# SHORT TASK:
Render the material again word for word, skipping the pictures in it.

[START STORED ROWS]

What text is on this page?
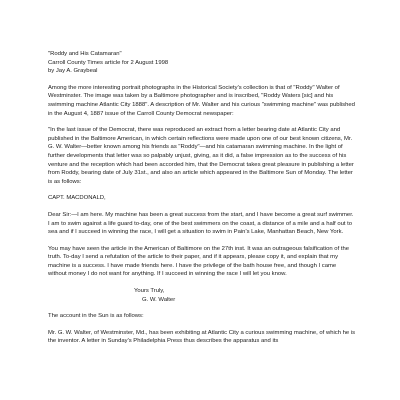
"Roddy and His Catamaran"

Carroll County Times article for 2 August 1998

by Jay A. Graybeal

Among the more interesting portrait photographs in the Historical Society's collection is that of "Roddy" Walter of Westminster. The image was taken by a Baltimore photographer and is inscribed, "Roddy Waters [sic] and his swimming machine Atlantic City 1888". A description of Mr. Walter and his curious "swimming machine" was published in the August 4, 1887 issue of the Carroll County Democrat newspaper:

"In the last issue of the Democrat, there was reproduced an extract from a letter bearing date at Atlantic City and published in the Baltimore American, in which certain reflections were made upon one of our best known citizens, Mr. G. W. Walter—better known among his friends as "Roddy"—and his catamaran swimming machine. In the light of further developments that letter was so palpably unjust, giving, as it did, a false impression as to the success of his venture and the reception which had been accorded him, that the Democrat takes great pleasure in publishing a letter from Roddy, bearing date of July 31st., and also an article which appeared in the Baltimore Sun of Monday. The letter is as follows:

CAPT. MACDONALD,

Dear Sir:—I am here. My machine has been a great success from the start, and I have become a great surf swimmer. I am to swim against a life guard to-day, one of the best swimmers on the coast, a distance of a mile and a half out to sea and if I succeed in winning the race, I will get a situation to swim in Pain's Lake, Manhattan Beach, New York.

You may have seen the article in the American of Baltimore on the 27th inst. It was an outrageous falsification of the truth. To-day I send a refutation of the article to their paper, and if it appears, please copy it, and explain that my machine is a success. I have made friends here. I have the privilege of the bath house free, and though I came without money I do not want for anything. If I succeed in winning the race I will let you know.

Yours Truly,

G. W. Walter

The account in the Sun is as follows:

Mr. G. W. Walter, of Westminster, Md., has been exhibiting at Atlantic City a curious swimming machine, of which he is the inventor. A letter in Sunday's Philadelphia Press thus describes the apparatus and its
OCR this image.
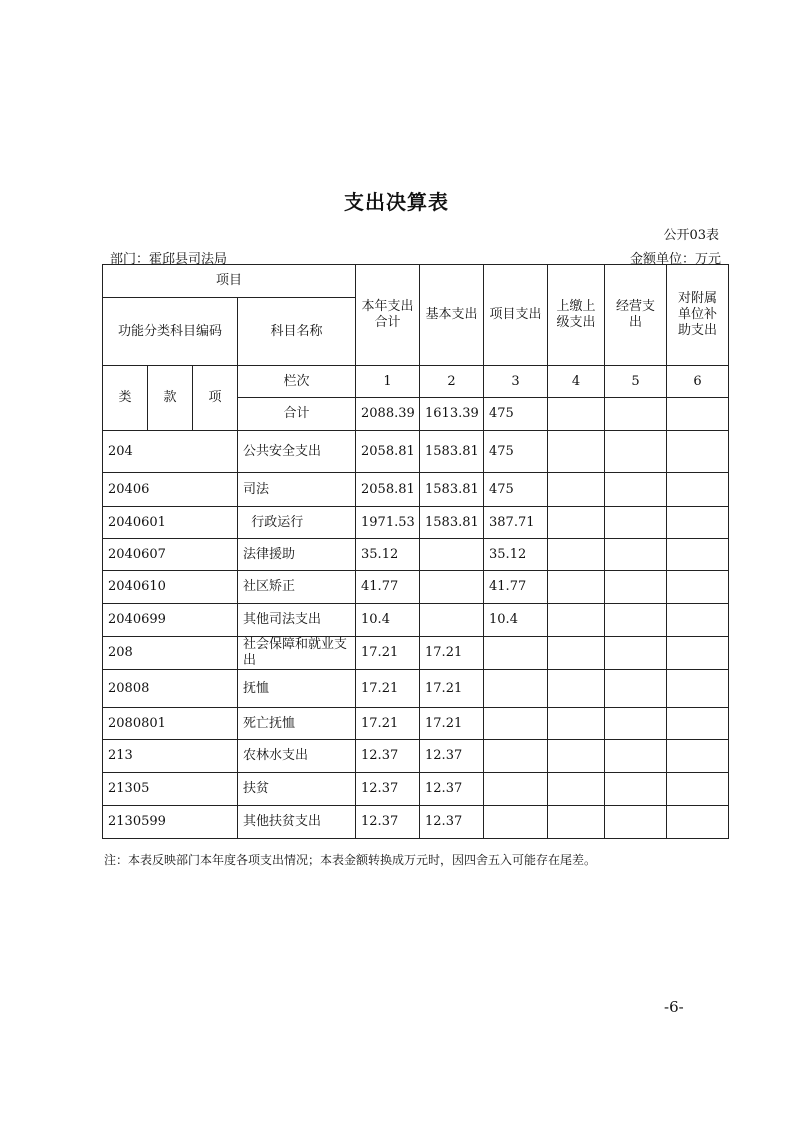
支出决算表
公开03表
部门：霍邱县司法局	金额单位：万元
项目				本年支出合计	基本支出	项目支出	上缴上级支出	经营支出	对附属单位补助支出
功能分类科目编码			科目名称						
类	款	项	栏次	1	2	3	4	5	6
			合计	2088.39	1613.39	475			
204			公共安全支出	2058.81	1583.81	475			
20406			司法	2058.81	1583.81	475			
2040601			行政运行	1971.53	1583.81	387.71			
2040607			法律援助	35.12		35.12			
2040610			社区矫正	41.77		41.77			
2040699			其他司法支出	10.4		10.4			
208			社会保障和就业支出	17.21	17.21				
20808			抚恤	17.21	17.21				
2080801			死亡抚恤	17.21	17.21				
213			农林水支出	12.37	12.37				
21305			扶贫	12.37	12.37				
2130599			其他扶贫支出	12.37	12.37				
注：本表反映部门本年度各项支出情况；本表金额转换成万元时，因四舍五入可能存在尾差。
-6-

[END STORED ROWS]

# PROBLEM SOLUTION:
What text is on this page?
"Roddy and His Catamaran"

Carroll County Times article for 2 August 1998

by Jay A. Graybeal

Among the more interesting portrait photographs in the Historical Society's collection is that of "Roddy" Walter of Westminster. The image was taken by a Baltimore photographer and is inscribed, "Roddy Waters [sic] and his swimming machine Atlantic City 1888". A description of Mr. Walter and his curious "swimming machine" was published in the August 4, 1887 issue of the Carroll County Democrat newspaper:

"In the last issue of the Democrat, there was reproduced an extract from a letter bearing date at Atlantic City and published in the Baltimore American, in which certain reflections were made upon one of our best known citizens, Mr. G. W. Walter—better known among his friends as "Roddy"—and his catamaran swimming machine. In the light of further developments that letter was so palpably unjust, giving, as it did, a false impression as to the success of his venture and the reception which had been accorded him, that the Democrat takes great pleasure in publishing a letter from Roddy, bearing date of July 31st., and also an article which appeared in the Baltimore Sun of Monday. The letter is as follows:

CAPT. MACDONALD,

Dear Sir:—I am here. My machine has been a great success from the start, and I have become a great surf swimmer. I am to swim against a life guard to-day, one of the best swimmers on the coast, a distance of a mile and a half out to sea and if I succeed in winning the race, I will get a situation to swim in Pain's Lake, Manhattan Beach, New York.

You may have seen the article in the American of Baltimore on the 27th inst. It was an outrageous falsification of the truth. To-day I send a refutation of the article to their paper, and if it appears, please copy it, and explain that my machine is a success. I have made friends here. I have the privilege of the bath house free, and though I came without money I do not want for anything. If I succeed in winning the race I will let you know.

Yours Truly,

G. W. Walter

The account in the Sun is as follows:

Mr. G. W. Walter, of Westminster, Md., has been exhibiting at Atlantic City a curious swimming machine, of which he is the inventor. A letter in Sunday's Philadelphia Press thus describes the apparatus and its
OCR this image.
支出决算表
公开03表
部门：霍邱县司法局	金额单位：万元
项目				本年支出合计	基本支出	项目支出	上缴上级支出	经营支出	对附属单位补助支出
功能分类科目编码			科目名称						
类	款	项	栏次	1	2	3	4	5	6
			合计	2088.39	1613.39	475			
204			公共安全支出	2058.81	1583.81	475			
20406			司法	2058.81	1583.81	475			
2040601			行政运行	1971.53	1583.81	387.71			
2040607			法律援助	35.12		35.12			
2040610			社区矫正	41.77		41.77			
2040699			其他司法支出	10.4		10.4			
208			社会保障和就业支出	17.21	17.21				
20808			抚恤	17.21	17.21				
2080801			死亡抚恤	17.21	17.21				
213			农林水支出	12.37	12.37				
21305			扶贫	12.37	12.37				
2130599			其他扶贫支出	12.37	12.37				
注：本表反映部门本年度各项支出情况；本表金额转换成万元时，因四舍五入可能存在尾差。
-6-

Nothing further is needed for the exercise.